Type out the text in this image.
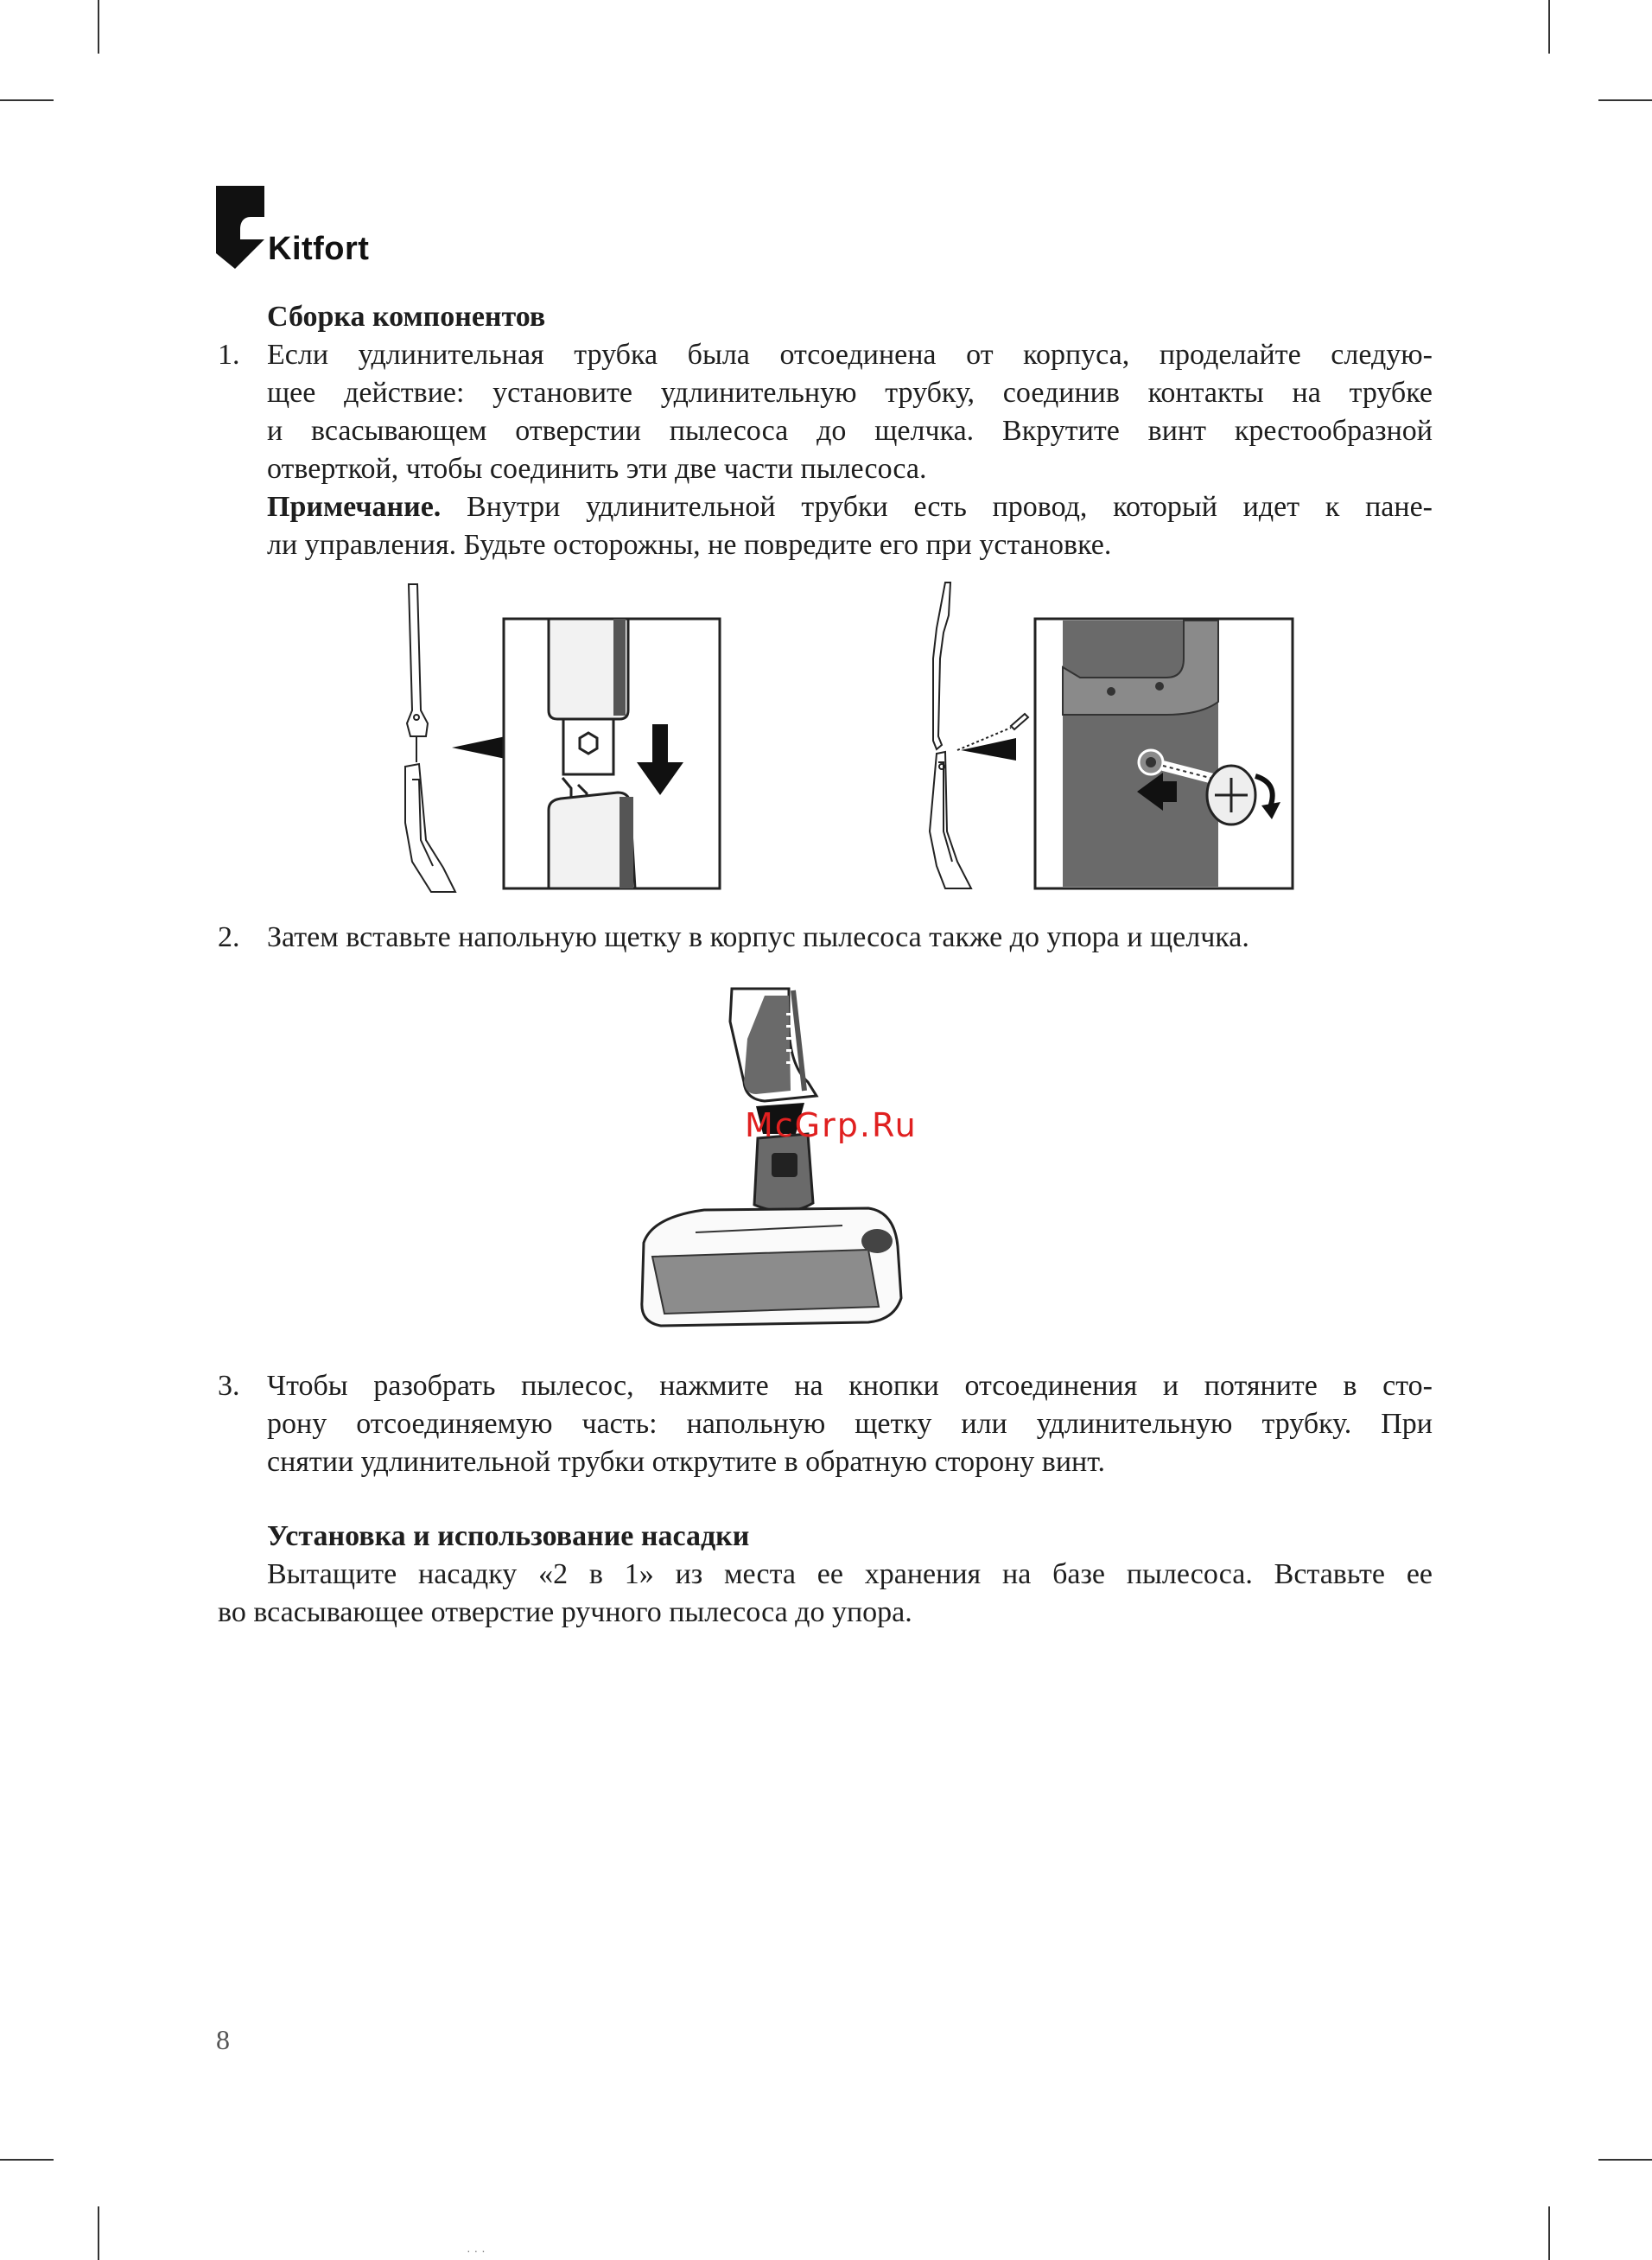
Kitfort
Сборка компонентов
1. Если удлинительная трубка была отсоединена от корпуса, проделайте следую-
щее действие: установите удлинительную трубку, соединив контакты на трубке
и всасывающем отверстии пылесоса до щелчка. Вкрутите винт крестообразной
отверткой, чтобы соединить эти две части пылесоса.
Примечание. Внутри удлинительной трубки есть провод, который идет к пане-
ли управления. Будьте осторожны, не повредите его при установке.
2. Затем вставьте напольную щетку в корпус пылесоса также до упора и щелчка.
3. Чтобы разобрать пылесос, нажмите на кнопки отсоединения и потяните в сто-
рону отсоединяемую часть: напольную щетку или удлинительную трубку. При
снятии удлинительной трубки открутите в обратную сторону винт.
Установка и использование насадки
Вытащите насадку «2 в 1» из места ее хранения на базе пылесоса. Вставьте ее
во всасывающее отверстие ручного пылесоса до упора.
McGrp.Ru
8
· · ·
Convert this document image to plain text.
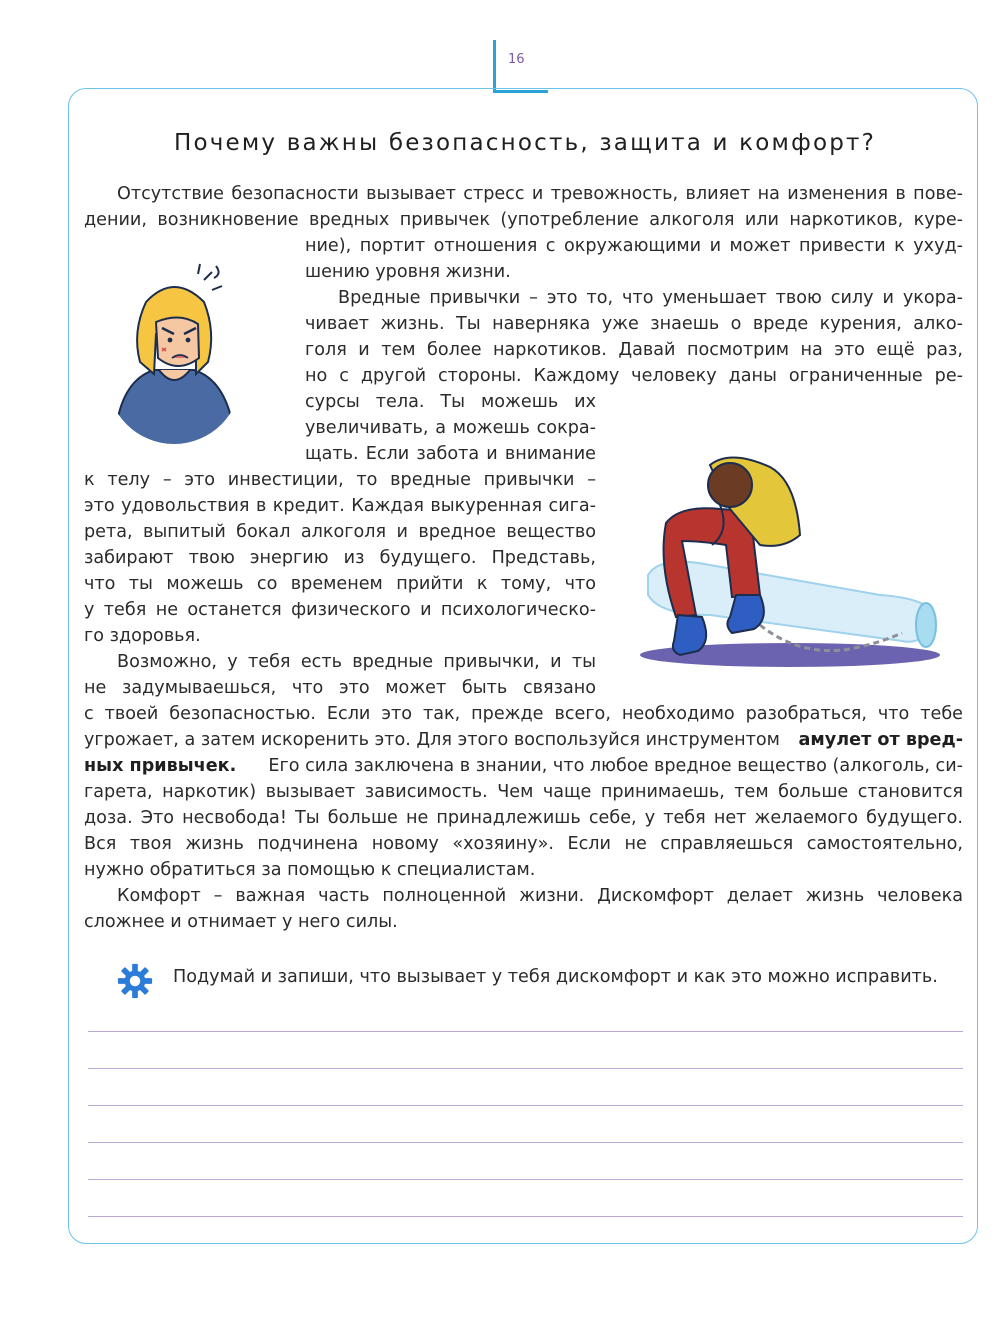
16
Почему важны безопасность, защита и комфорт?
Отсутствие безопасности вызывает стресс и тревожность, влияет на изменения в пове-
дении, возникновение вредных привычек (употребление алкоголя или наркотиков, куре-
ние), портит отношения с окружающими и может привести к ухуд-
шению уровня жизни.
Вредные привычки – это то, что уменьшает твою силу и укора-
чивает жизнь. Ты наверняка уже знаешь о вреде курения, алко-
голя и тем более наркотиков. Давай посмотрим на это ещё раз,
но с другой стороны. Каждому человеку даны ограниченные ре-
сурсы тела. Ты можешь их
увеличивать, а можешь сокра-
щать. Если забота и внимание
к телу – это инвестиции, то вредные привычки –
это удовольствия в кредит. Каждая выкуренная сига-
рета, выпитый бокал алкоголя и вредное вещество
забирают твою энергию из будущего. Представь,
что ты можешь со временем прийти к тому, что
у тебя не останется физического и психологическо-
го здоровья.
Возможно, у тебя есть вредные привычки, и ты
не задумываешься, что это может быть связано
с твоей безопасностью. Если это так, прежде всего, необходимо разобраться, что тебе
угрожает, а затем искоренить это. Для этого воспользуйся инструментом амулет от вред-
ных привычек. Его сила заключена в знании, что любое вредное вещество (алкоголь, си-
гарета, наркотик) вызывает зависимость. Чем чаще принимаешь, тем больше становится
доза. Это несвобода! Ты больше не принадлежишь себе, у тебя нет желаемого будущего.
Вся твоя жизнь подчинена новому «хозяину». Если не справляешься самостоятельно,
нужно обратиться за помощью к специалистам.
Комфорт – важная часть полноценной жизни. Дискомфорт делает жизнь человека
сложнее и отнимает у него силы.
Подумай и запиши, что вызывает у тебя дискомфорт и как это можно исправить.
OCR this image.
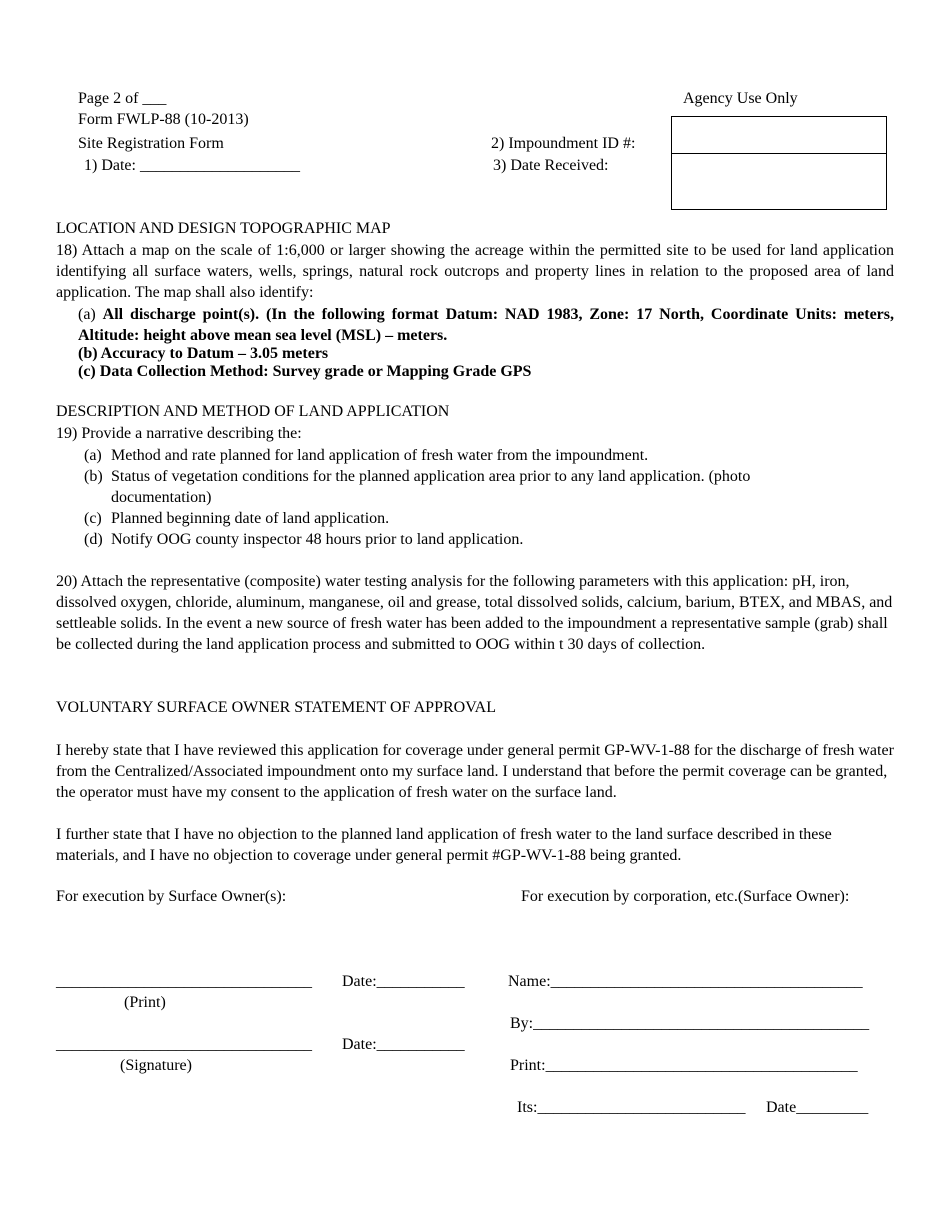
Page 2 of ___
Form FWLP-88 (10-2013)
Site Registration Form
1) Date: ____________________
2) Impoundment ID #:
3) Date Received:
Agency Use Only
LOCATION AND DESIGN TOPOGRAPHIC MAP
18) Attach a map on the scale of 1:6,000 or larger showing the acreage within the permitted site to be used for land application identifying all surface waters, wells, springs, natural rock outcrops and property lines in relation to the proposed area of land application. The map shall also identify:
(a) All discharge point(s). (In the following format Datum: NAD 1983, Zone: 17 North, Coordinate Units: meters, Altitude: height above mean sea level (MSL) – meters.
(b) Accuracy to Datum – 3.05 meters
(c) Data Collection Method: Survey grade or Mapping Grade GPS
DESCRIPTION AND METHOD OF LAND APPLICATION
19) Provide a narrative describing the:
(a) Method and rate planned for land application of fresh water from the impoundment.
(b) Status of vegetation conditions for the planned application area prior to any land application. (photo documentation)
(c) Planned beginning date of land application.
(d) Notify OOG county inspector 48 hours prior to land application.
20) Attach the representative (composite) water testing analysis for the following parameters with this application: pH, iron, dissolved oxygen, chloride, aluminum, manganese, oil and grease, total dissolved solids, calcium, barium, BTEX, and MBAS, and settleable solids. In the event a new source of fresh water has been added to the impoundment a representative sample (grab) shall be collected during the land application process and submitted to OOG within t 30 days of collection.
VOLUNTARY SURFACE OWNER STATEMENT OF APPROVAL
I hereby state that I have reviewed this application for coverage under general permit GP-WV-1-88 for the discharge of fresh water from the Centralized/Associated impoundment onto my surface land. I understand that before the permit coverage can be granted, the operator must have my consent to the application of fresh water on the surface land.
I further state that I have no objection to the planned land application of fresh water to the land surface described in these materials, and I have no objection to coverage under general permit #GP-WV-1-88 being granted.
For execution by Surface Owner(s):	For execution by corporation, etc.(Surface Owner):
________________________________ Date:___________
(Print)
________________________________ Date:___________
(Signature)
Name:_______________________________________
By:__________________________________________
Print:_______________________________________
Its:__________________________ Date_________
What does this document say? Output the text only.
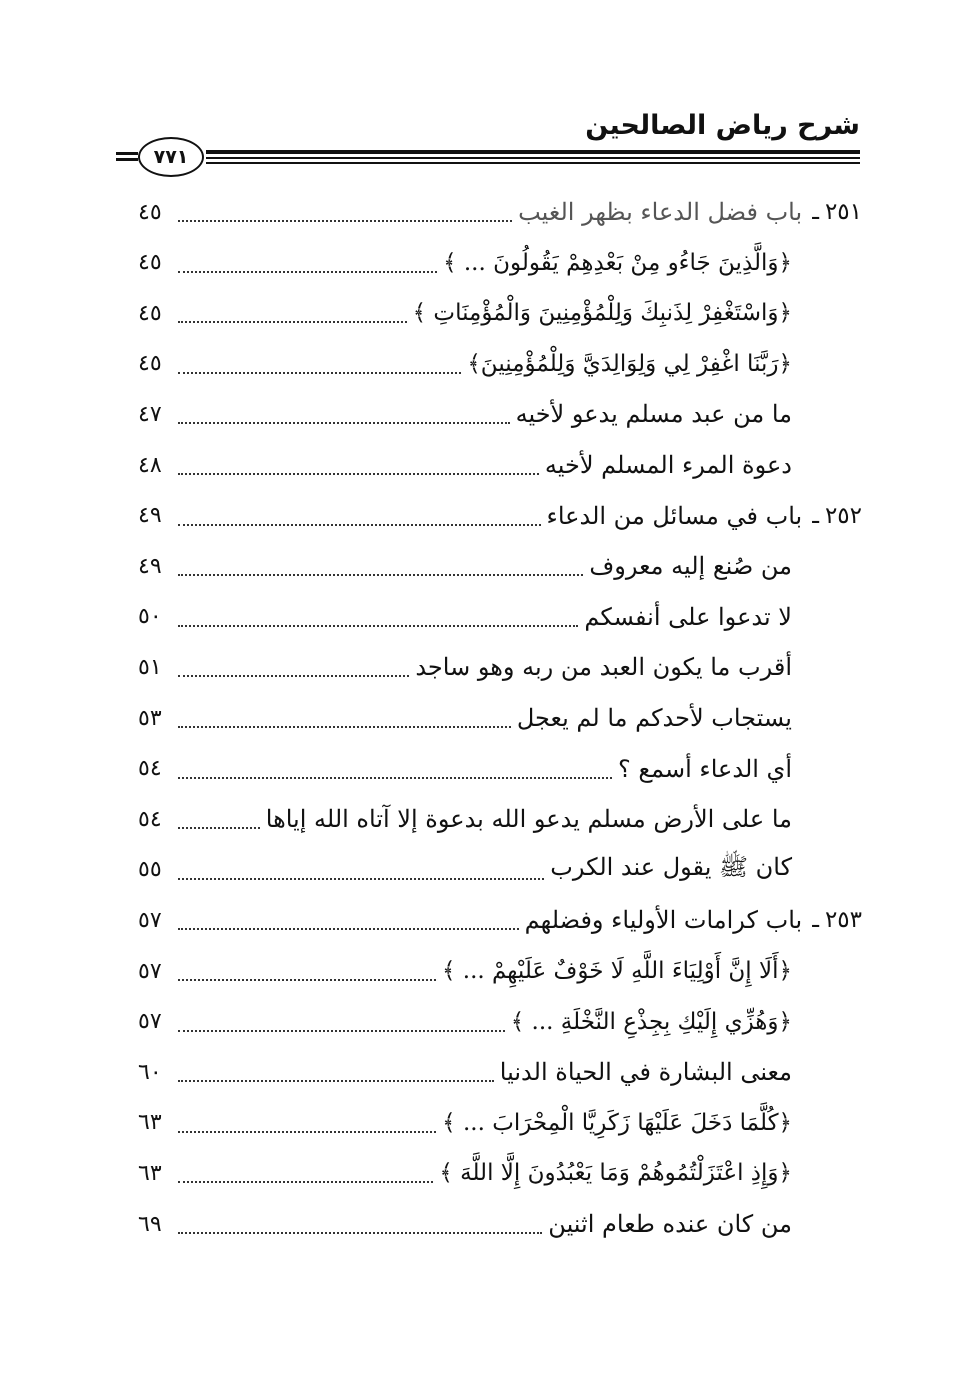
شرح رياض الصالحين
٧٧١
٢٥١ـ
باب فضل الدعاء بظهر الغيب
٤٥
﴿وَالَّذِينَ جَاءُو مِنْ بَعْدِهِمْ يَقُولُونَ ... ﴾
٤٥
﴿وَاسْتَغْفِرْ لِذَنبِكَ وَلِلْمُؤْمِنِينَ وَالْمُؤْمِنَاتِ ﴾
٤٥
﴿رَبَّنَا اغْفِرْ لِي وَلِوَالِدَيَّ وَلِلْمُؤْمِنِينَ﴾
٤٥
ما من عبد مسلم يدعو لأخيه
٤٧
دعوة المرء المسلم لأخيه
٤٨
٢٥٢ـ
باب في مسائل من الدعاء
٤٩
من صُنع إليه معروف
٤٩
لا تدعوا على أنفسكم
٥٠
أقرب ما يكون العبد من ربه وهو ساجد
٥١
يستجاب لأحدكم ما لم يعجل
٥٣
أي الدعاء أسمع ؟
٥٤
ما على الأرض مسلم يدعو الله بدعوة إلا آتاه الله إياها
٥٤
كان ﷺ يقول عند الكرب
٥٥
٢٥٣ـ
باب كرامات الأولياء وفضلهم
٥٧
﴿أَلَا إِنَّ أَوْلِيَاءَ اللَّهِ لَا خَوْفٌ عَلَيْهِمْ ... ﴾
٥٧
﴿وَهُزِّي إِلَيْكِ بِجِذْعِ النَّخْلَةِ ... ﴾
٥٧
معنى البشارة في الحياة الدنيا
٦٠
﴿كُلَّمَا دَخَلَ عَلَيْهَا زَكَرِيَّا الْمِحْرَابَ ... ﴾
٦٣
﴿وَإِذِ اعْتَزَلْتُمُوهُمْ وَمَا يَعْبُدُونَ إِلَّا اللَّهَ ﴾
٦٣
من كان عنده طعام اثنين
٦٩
--- --- ---
**Direction:**
Copy out every line that includes the word "вещество".

**Result below:**
рета, выпитый бокал алкоголя и вредное вещество
ных привычек. Его сила заключена в знании, что любое вредное вещество (алкоголь, си-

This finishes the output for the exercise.